▶ _Excerpted data_:
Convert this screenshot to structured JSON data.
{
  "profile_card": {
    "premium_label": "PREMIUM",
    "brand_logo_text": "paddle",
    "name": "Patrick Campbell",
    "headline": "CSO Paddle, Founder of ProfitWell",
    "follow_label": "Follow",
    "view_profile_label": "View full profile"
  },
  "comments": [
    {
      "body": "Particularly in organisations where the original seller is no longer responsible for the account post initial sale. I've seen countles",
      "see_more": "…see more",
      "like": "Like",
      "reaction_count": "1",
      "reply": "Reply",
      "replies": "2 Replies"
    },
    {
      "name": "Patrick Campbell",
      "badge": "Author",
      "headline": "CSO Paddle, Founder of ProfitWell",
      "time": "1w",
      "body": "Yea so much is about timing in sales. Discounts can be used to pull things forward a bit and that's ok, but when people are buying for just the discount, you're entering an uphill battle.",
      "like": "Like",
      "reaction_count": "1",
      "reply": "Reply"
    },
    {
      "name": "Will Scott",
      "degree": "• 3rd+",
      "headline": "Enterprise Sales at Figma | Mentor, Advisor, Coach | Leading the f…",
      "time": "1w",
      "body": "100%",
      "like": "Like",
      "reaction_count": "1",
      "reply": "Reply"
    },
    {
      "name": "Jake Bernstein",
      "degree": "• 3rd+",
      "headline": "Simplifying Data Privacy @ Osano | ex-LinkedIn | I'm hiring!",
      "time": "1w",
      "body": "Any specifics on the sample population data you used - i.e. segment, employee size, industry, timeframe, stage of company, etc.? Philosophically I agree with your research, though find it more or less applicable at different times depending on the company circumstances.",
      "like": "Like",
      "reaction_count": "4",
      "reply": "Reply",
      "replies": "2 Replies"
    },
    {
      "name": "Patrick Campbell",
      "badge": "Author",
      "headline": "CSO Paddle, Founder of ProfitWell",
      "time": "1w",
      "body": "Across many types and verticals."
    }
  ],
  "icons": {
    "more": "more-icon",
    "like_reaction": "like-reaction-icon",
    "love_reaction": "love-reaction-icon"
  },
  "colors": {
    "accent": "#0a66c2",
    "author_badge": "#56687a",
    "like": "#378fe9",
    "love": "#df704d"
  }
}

▶ _Your objective_: Pull out every line of the entries that includes the word "headline".

▶ _Answer to this exercise_:
    "headline": "CSO Paddle, Founder of ProfitWell",
      "headline": "CSO Paddle, Founder of ProfitWell",
      "headline": "Enterprise Sales at Figma | Mentor, Advisor, Coach | Leading the f…",
      "headline": "Simplifying Data Privacy @ Osano | ex-LinkedIn | I'm hiring!",
      "headline": "CSO Paddle, Founder of ProfitWell",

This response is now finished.